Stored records
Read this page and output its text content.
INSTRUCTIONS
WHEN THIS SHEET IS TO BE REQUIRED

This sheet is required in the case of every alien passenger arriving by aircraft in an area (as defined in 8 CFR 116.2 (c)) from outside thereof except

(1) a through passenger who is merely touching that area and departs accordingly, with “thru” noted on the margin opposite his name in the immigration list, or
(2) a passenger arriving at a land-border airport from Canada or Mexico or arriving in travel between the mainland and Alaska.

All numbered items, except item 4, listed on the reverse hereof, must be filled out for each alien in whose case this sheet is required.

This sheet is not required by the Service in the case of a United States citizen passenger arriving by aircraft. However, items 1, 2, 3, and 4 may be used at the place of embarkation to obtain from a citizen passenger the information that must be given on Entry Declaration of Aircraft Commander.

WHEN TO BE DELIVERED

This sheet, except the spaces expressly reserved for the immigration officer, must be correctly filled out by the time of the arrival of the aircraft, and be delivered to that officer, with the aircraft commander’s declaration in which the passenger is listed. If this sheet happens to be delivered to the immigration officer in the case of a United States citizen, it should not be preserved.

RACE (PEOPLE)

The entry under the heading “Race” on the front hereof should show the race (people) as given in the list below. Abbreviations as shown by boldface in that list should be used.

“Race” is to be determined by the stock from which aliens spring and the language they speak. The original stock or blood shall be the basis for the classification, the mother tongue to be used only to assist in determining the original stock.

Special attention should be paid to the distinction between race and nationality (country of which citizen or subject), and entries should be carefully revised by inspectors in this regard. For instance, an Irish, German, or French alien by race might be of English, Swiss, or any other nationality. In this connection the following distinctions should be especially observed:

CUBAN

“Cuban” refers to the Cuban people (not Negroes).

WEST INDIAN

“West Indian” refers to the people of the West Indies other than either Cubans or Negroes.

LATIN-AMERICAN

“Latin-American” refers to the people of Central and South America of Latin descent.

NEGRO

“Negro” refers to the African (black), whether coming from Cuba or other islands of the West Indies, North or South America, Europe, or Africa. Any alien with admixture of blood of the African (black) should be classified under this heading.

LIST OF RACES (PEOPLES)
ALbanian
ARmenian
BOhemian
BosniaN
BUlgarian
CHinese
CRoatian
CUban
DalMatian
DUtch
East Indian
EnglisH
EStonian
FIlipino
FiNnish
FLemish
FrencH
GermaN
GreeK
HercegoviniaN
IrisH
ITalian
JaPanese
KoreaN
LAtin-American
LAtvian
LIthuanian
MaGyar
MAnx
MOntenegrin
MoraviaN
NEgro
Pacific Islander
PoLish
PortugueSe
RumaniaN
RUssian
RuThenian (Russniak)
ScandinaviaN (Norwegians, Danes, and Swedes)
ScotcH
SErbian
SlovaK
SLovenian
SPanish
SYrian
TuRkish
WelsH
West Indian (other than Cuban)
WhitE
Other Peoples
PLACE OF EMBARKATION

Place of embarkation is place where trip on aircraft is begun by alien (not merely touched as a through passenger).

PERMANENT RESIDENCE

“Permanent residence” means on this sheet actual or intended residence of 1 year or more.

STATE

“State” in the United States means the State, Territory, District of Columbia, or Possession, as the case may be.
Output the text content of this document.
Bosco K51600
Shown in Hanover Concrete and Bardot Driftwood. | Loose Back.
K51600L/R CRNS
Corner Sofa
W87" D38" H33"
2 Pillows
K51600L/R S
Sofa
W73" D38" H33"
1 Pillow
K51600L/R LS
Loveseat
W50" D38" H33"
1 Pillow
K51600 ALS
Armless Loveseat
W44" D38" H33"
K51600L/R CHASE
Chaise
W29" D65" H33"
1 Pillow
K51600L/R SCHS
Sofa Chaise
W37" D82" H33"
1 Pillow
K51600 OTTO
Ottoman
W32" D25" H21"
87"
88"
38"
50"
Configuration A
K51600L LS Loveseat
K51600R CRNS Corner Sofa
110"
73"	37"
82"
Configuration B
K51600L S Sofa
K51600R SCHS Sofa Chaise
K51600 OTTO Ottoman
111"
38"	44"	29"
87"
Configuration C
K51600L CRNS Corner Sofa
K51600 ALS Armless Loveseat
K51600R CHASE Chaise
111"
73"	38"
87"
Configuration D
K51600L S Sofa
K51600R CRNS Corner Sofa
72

STATED GOAL →
Word for word, extract all the records.

FINISHED ANSWER →
Read this page and output its text content.
INSTRUCTIONS
WHEN THIS SHEET IS TO BE REQUIRED

This sheet is required in the case of every alien passenger arriving by aircraft in an area (as defined in 8 CFR 116.2 (c)) from outside thereof except

(1) a through passenger who is merely touching that area and departs accordingly, with “thru” noted on the margin opposite his name in the immigration list, or
(2) a passenger arriving at a land-border airport from Canada or Mexico or arriving in travel between the mainland and Alaska.

All numbered items, except item 4, listed on the reverse hereof, must be filled out for each alien in whose case this sheet is required.

This sheet is not required by the Service in the case of a United States citizen passenger arriving by aircraft. However, items 1, 2, 3, and 4 may be used at the place of embarkation to obtain from a citizen passenger the information that must be given on Entry Declaration of Aircraft Commander.

WHEN TO BE DELIVERED

This sheet, except the spaces expressly reserved for the immigration officer, must be correctly filled out by the time of the arrival of the aircraft, and be delivered to that officer, with the aircraft commander’s declaration in which the passenger is listed. If this sheet happens to be delivered to the immigration officer in the case of a United States citizen, it should not be preserved.

RACE (PEOPLE)

The entry under the heading “Race” on the front hereof should show the race (people) as given in the list below. Abbreviations as shown by boldface in that list should be used.

“Race” is to be determined by the stock from which aliens spring and the language they speak. The original stock or blood shall be the basis for the classification, the mother tongue to be used only to assist in determining the original stock.

Special attention should be paid to the distinction between race and nationality (country of which citizen or subject), and entries should be carefully revised by inspectors in this regard. For instance, an Irish, German, or French alien by race might be of English, Swiss, or any other nationality. In this connection the following distinctions should be especially observed:

CUBAN

“Cuban” refers to the Cuban people (not Negroes).

WEST INDIAN

“West Indian” refers to the people of the West Indies other than either Cubans or Negroes.

LATIN-AMERICAN

“Latin-American” refers to the people of Central and South America of Latin descent.

NEGRO

“Negro” refers to the African (black), whether coming from Cuba or other islands of the West Indies, North or South America, Europe, or Africa. Any alien with admixture of blood of the African (black) should be classified under this heading.

LIST OF RACES (PEOPLES)
ALbanian
ARmenian
BOhemian
BosniaN
BUlgarian
CHinese
CRoatian
CUban
DalMatian
DUtch
East Indian
EnglisH
EStonian
FIlipino
FiNnish
FLemish
FrencH
GermaN
GreeK
HercegoviniaN
IrisH
ITalian
JaPanese
KoreaN
LAtin-American
LAtvian
LIthuanian
MaGyar
MAnx
MOntenegrin
MoraviaN
NEgro
Pacific Islander
PoLish
PortugueSe
RumaniaN
RUssian
RuThenian (Russniak)
ScandinaviaN (Norwegians, Danes, and Swedes)
ScotcH
SErbian
SlovaK
SLovenian
SPanish
SYrian
TuRkish
WelsH
West Indian (other than Cuban)
WhitE
Other Peoples
PLACE OF EMBARKATION

Place of embarkation is place where trip on aircraft is begun by alien (not merely touched as a through passenger).

PERMANENT RESIDENCE

“Permanent residence” means on this sheet actual or intended residence of 1 year or more.

STATE

“State” in the United States means the State, Territory, District of Columbia, or Possession, as the case may be.
Output the text content of this document.
Bosco K51600
Shown in Hanover Concrete and Bardot Driftwood. | Loose Back.
K51600L/R CRNS
Corner Sofa
W87" D38" H33"
2 Pillows
K51600L/R S
Sofa
W73" D38" H33"
1 Pillow
K51600L/R LS
Loveseat
W50" D38" H33"
1 Pillow
K51600 ALS
Armless Loveseat
W44" D38" H33"
K51600L/R CHASE
Chaise
W29" D65" H33"
1 Pillow
K51600L/R SCHS
Sofa Chaise
W37" D82" H33"
1 Pillow
K51600 OTTO
Ottoman
W32" D25" H21"
87"
88"
38"
50"
Configuration A
K51600L LS Loveseat
K51600R CRNS Corner Sofa
110"
73"	37"
82"
Configuration B
K51600L S Sofa
K51600R SCHS Sofa Chaise
K51600 OTTO Ottoman
111"
38"	44"	29"
87"
Configuration C
K51600L CRNS Corner Sofa
K51600 ALS Armless Loveseat
K51600R CHASE Chaise
111"
73"	38"
87"
Configuration D
K51600L S Sofa
K51600R CRNS Corner Sofa
72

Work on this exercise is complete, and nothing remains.